- [What is asked]
The data below should be printed in full, exactly, and without any of its images.

[START Records shown]

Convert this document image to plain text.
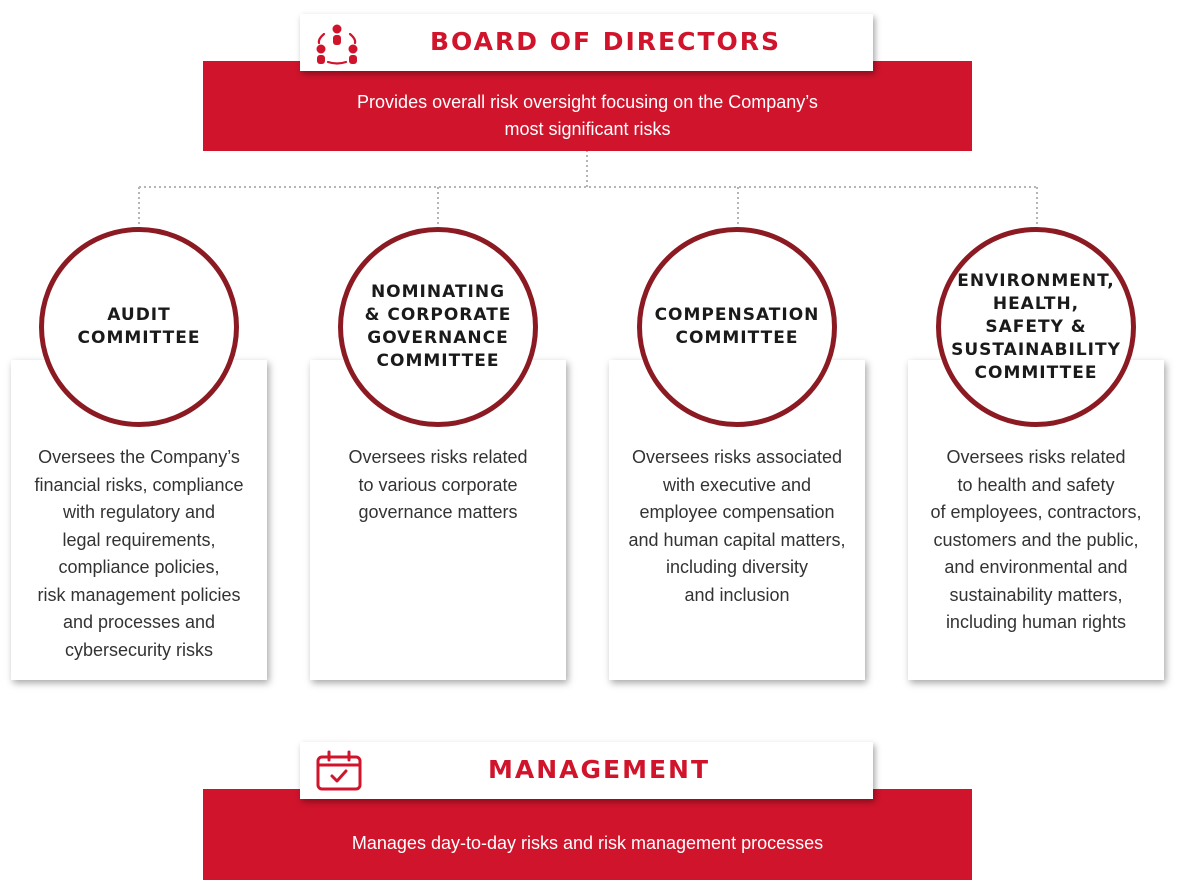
Provides overall risk oversight focusing on the Company’s
most significant risks
BOARD OF DIRECTORS
Oversees the Company’s
financial risks, compliance
with regulatory and
legal requirements,
compliance policies,
risk management policies
and processes and
cybersecurity risks
Oversees risks related
to various corporate
governance matters
Oversees risks associated
with executive and
employee compensation
and human capital matters,
including diversity
and inclusion
Oversees risks related
to health and safety
of employees, contractors,
customers and the public,
and environmental and
sustainability matters,
including human rights
AUDIT
COMMITTEE
NOMINATING
& CORPORATE
GOVERNANCE
COMMITTEE
COMPENSATION
COMMITTEE
ENVIRONMENT,
HEALTH,
SAFETY &
SUSTAINABILITY
COMMITTEE
Manages day-to-day risks and risk management processes
MANAGEMENT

[END Records shown]

- [Full solution]
Convert this document image to plain text.
Provides overall risk oversight focusing on the Company’s
most significant risks
BOARD OF DIRECTORS
Oversees the Company’s
financial risks, compliance
with regulatory and
legal requirements,
compliance policies,
risk management policies
and processes and
cybersecurity risks
Oversees risks related
to various corporate
governance matters
Oversees risks associated
with executive and
employee compensation
and human capital matters,
including diversity
and inclusion
Oversees risks related
to health and safety
of employees, contractors,
customers and the public,
and environmental and
sustainability matters,
including human rights
AUDIT
COMMITTEE
NOMINATING
& CORPORATE
GOVERNANCE
COMMITTEE
COMPENSATION
COMMITTEE
ENVIRONMENT,
HEALTH,
SAFETY &
SUSTAINABILITY
COMMITTEE
Manages day-to-day risks and risk management processes
MANAGEMENT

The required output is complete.